Dataset rows:

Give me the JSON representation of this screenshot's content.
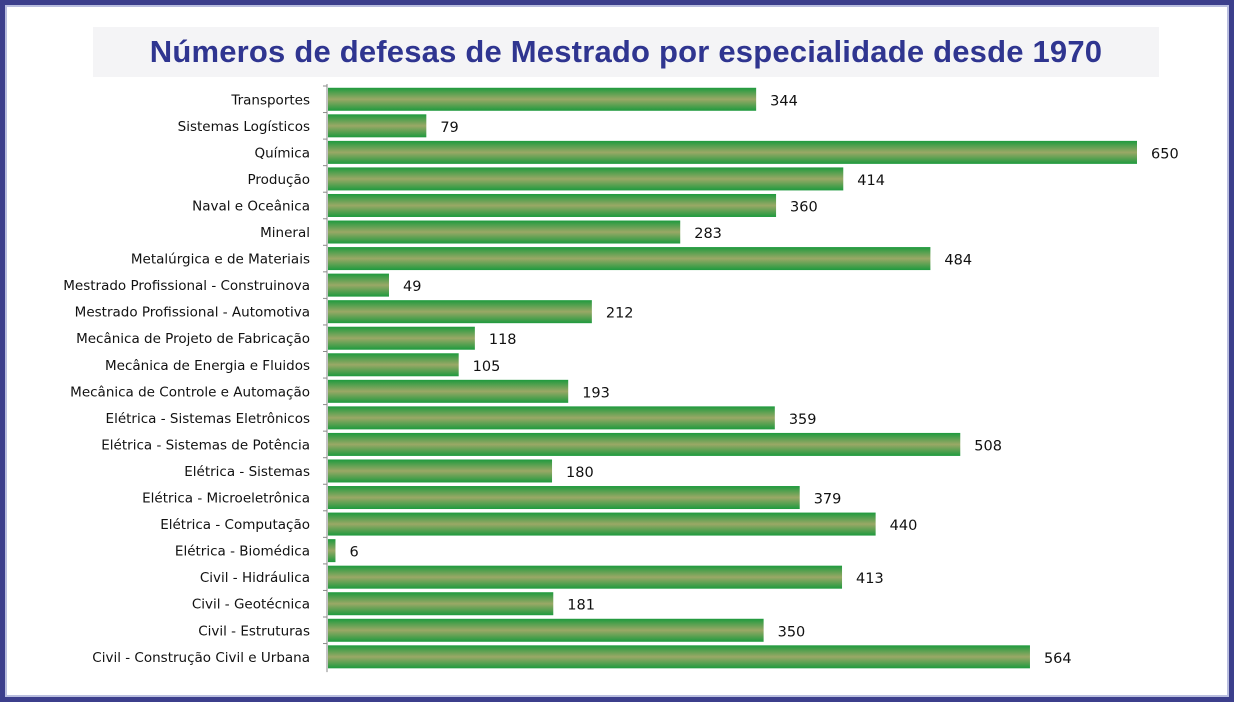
{
  "chart_data": {
    "type": "bar",
    "orientation": "horizontal",
    "title": "Números de defesas de Mestrado por especialidade desde 1970",
    "xlabel": "",
    "ylabel": "",
    "xlim": [
      0,
      650
    ],
    "grid": false,
    "legend": "none",
    "categories": [
      "Transportes",
      "Sistemas Logísticos",
      "Química",
      "Produção",
      "Naval e Oceânica",
      "Mineral",
      "Metalúrgica e de Materiais",
      "Mestrado Profissional - Construinova",
      "Mestrado Profissional - Automotiva",
      "Mecânica de Projeto de Fabricação",
      "Mecânica de Energia e Fluidos",
      "Mecânica de Controle e Automação",
      "Elétrica - Sistemas Eletrônicos",
      "Elétrica - Sistemas de Potência",
      "Elétrica - Sistemas",
      "Elétrica - Microeletrônica",
      "Elétrica - Computação",
      "Elétrica - Biomédica",
      "Civil - Hidráulica",
      "Civil - Geotécnica",
      "Civil - Estruturas",
      "Civil - Construção Civil e Urbana"
    ],
    "values": [
      344,
      79,
      650,
      414,
      360,
      283,
      484,
      49,
      212,
      118,
      105,
      193,
      359,
      508,
      180,
      379,
      440,
      6,
      413,
      181,
      350,
      564
    ],
    "colors": {
      "bar_edge": "#1e9a3e",
      "bar_mid": "#9aa866",
      "title": "#2f3590",
      "frame": "#3c3f8c"
    }
  }
}
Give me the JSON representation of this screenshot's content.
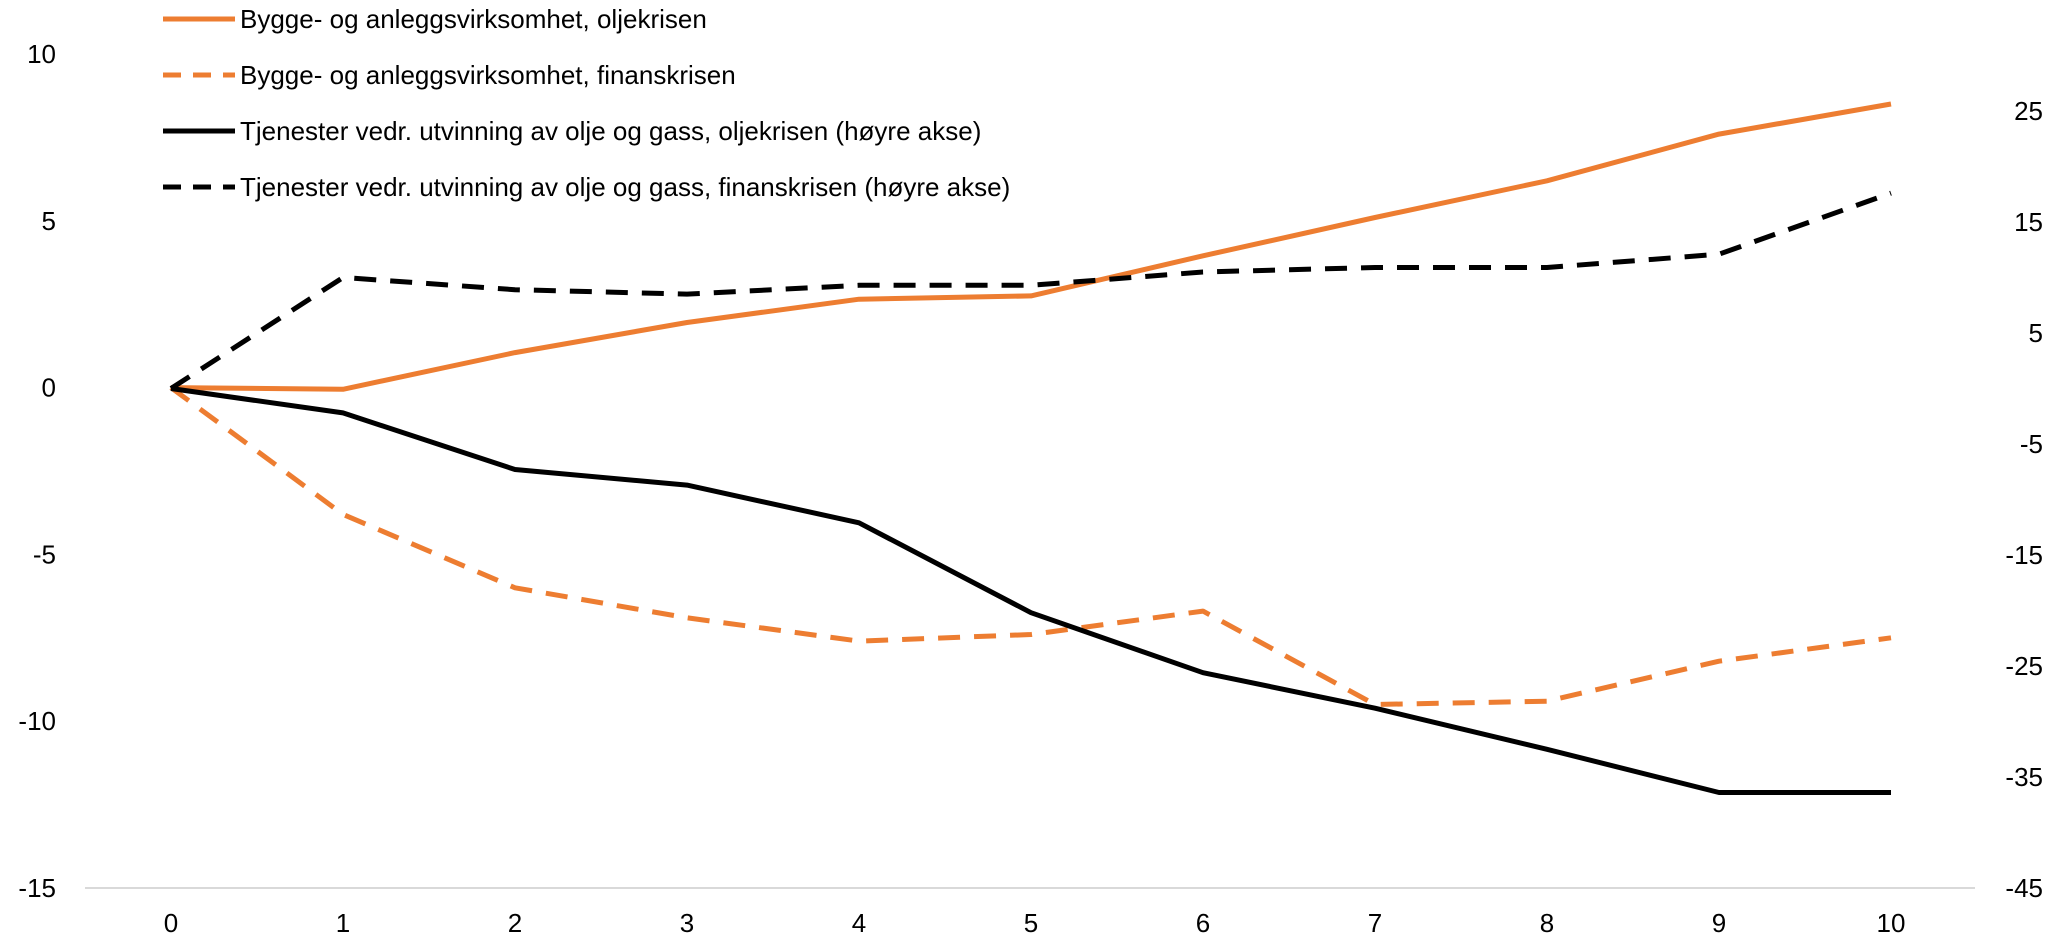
{
  "chart_data": {
    "type": "line",
    "title": "",
    "xlabel": "",
    "ylabel": "",
    "x": [
      0,
      1,
      2,
      3,
      4,
      5,
      6,
      7,
      8,
      9,
      10
    ],
    "y_left": {
      "range": [
        -15,
        10
      ],
      "ticks": [
        10,
        5,
        0,
        -5,
        -10,
        -15
      ]
    },
    "y_right": {
      "range": [
        -45,
        30
      ],
      "ticks": [
        25,
        15,
        5,
        -5,
        -15,
        -25,
        -35,
        -45
      ]
    },
    "grid": false,
    "legend_position": "top-left",
    "series": [
      {
        "name": "Bygge- og anleggsvirksomhet, oljekrisen",
        "axis": "left",
        "color": "#ED7D31",
        "dash": "solid",
        "values": [
          0,
          -0.05,
          1.05,
          1.95,
          2.65,
          2.75,
          3.95,
          5.1,
          6.2,
          7.6,
          8.5
        ]
      },
      {
        "name": "Bygge- og anleggsvirksomhet, finanskrisen",
        "axis": "left",
        "color": "#ED7D31",
        "dash": "dashed",
        "values": [
          0,
          -3.8,
          -6.0,
          -6.9,
          -7.6,
          -7.4,
          -6.7,
          -9.5,
          -9.4,
          -8.2,
          -7.5
        ]
      },
      {
        "name": "Tjenester vedr. utvinning av olje og gass, oljekrisen (høyre akse)",
        "axis": "right",
        "color": "#000000",
        "dash": "solid",
        "values": [
          0,
          -2.2,
          -7.3,
          -8.7,
          -12.1,
          -20.2,
          -25.6,
          -28.8,
          -32.5,
          -36.4,
          -36.4
        ]
      },
      {
        "name": "Tjenester vedr. utvinning av olje og gass, finanskrisen (høyre akse)",
        "axis": "right",
        "color": "#000000",
        "dash": "dashed",
        "values": [
          0,
          10.0,
          8.9,
          8.5,
          9.3,
          9.3,
          10.5,
          10.9,
          10.9,
          12.1,
          17.6
        ]
      }
    ]
  }
}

Your instructions: Extract every line above containing the word "vedr".

Answer for the task:
        "name": "Tjenester vedr. utvinning av olje og gass, oljekrisen (høyre akse)",
        "name": "Tjenester vedr. utvinning av olje og gass, finanskrisen (høyre akse)",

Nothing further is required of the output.